JOB — Copy out the complete listing, word for word.

>> START THE INPUT

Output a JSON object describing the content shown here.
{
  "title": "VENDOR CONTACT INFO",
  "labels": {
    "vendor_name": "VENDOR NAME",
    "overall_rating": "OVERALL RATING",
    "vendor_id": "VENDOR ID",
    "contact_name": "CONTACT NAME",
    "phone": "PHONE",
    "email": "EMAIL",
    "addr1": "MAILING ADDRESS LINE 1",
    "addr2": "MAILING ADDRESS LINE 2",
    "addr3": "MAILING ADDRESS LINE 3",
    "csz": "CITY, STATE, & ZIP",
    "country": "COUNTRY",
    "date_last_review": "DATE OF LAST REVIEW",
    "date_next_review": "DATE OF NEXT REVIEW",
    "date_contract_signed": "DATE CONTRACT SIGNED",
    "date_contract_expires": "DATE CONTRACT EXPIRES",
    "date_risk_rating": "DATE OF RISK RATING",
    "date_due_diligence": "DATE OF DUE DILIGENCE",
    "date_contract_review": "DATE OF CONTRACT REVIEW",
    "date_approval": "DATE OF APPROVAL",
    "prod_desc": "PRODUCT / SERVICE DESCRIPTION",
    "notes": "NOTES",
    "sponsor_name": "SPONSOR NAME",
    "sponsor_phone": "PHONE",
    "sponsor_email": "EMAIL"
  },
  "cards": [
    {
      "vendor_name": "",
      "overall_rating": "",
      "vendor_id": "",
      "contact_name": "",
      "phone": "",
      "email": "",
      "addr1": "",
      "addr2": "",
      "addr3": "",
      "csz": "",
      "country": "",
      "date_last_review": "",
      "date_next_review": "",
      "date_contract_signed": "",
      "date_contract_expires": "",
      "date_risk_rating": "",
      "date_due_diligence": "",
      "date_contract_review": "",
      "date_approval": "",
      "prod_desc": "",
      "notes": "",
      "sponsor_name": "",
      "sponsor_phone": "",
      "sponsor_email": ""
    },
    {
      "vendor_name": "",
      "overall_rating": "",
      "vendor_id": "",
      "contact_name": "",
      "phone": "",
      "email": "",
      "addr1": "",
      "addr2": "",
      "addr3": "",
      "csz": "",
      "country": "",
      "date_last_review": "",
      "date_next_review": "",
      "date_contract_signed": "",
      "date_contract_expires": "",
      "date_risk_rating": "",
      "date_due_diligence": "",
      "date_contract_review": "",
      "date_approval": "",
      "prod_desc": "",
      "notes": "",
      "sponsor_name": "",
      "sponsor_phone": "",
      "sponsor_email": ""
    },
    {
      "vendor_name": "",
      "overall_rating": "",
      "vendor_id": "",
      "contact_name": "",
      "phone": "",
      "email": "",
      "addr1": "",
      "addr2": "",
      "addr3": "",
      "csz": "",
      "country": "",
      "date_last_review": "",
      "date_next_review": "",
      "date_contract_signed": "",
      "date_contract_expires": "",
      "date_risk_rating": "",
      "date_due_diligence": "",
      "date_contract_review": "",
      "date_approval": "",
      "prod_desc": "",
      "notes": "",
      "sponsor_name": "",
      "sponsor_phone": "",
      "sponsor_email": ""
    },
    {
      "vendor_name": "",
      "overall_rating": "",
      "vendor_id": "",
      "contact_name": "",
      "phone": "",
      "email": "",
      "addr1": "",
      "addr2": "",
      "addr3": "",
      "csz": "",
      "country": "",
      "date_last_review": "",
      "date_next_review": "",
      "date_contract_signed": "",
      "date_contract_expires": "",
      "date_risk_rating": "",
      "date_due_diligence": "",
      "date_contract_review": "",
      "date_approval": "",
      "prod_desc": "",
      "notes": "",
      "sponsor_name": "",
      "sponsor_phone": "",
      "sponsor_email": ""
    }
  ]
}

>> END THE INPUT

SOLUTION —
Output a JSON object describing the content shown here.
{
  "title": "VENDOR CONTACT INFO",
  "labels": {
    "vendor_name": "VENDOR NAME",
    "overall_rating": "OVERALL RATING",
    "vendor_id": "VENDOR ID",
    "contact_name": "CONTACT NAME",
    "phone": "PHONE",
    "email": "EMAIL",
    "addr1": "MAILING ADDRESS LINE 1",
    "addr2": "MAILING ADDRESS LINE 2",
    "addr3": "MAILING ADDRESS LINE 3",
    "csz": "CITY, STATE, & ZIP",
    "country": "COUNTRY",
    "date_last_review": "DATE OF LAST REVIEW",
    "date_next_review": "DATE OF NEXT REVIEW",
    "date_contract_signed": "DATE CONTRACT SIGNED",
    "date_contract_expires": "DATE CONTRACT EXPIRES",
    "date_risk_rating": "DATE OF RISK RATING",
    "date_due_diligence": "DATE OF DUE DILIGENCE",
    "date_contract_review": "DATE OF CONTRACT REVIEW",
    "date_approval": "DATE OF APPROVAL",
    "prod_desc": "PRODUCT / SERVICE DESCRIPTION",
    "notes": "NOTES",
    "sponsor_name": "SPONSOR NAME",
    "sponsor_phone": "PHONE",
    "sponsor_email": "EMAIL"
  },
  "cards": [
    {
      "vendor_name": "",
      "overall_rating": "",
      "vendor_id": "",
      "contact_name": "",
      "phone": "",
      "email": "",
      "addr1": "",
      "addr2": "",
      "addr3": "",
      "csz": "",
      "country": "",
      "date_last_review": "",
      "date_next_review": "",
      "date_contract_signed": "",
      "date_contract_expires": "",
      "date_risk_rating": "",
      "date_due_diligence": "",
      "date_contract_review": "",
      "date_approval": "",
      "prod_desc": "",
      "notes": "",
      "sponsor_name": "",
      "sponsor_phone": "",
      "sponsor_email": ""
    },
    {
      "vendor_name": "",
      "overall_rating": "",
      "vendor_id": "",
      "contact_name": "",
      "phone": "",
      "email": "",
      "addr1": "",
      "addr2": "",
      "addr3": "",
      "csz": "",
      "country": "",
      "date_last_review": "",
      "date_next_review": "",
      "date_contract_signed": "",
      "date_contract_expires": "",
      "date_risk_rating": "",
      "date_due_diligence": "",
      "date_contract_review": "",
      "date_approval": "",
      "prod_desc": "",
      "notes": "",
      "sponsor_name": "",
      "sponsor_phone": "",
      "sponsor_email": ""
    },
    {
      "vendor_name": "",
      "overall_rating": "",
      "vendor_id": "",
      "contact_name": "",
      "phone": "",
      "email": "",
      "addr1": "",
      "addr2": "",
      "addr3": "",
      "csz": "",
      "country": "",
      "date_last_review": "",
      "date_next_review": "",
      "date_contract_signed": "",
      "date_contract_expires": "",
      "date_risk_rating": "",
      "date_due_diligence": "",
      "date_contract_review": "",
      "date_approval": "",
      "prod_desc": "",
      "notes": "",
      "sponsor_name": "",
      "sponsor_phone": "",
      "sponsor_email": ""
    },
    {
      "vendor_name": "",
      "overall_rating": "",
      "vendor_id": "",
      "contact_name": "",
      "phone": "",
      "email": "",
      "addr1": "",
      "addr2": "",
      "addr3": "",
      "csz": "",
      "country": "",
      "date_last_review": "",
      "date_next_review": "",
      "date_contract_signed": "",
      "date_contract_expires": "",
      "date_risk_rating": "",
      "date_due_diligence": "",
      "date_contract_review": "",
      "date_approval": "",
      "prod_desc": "",
      "notes": "",
      "sponsor_name": "",
      "sponsor_phone": "",
      "sponsor_email": ""
    }
  ]
}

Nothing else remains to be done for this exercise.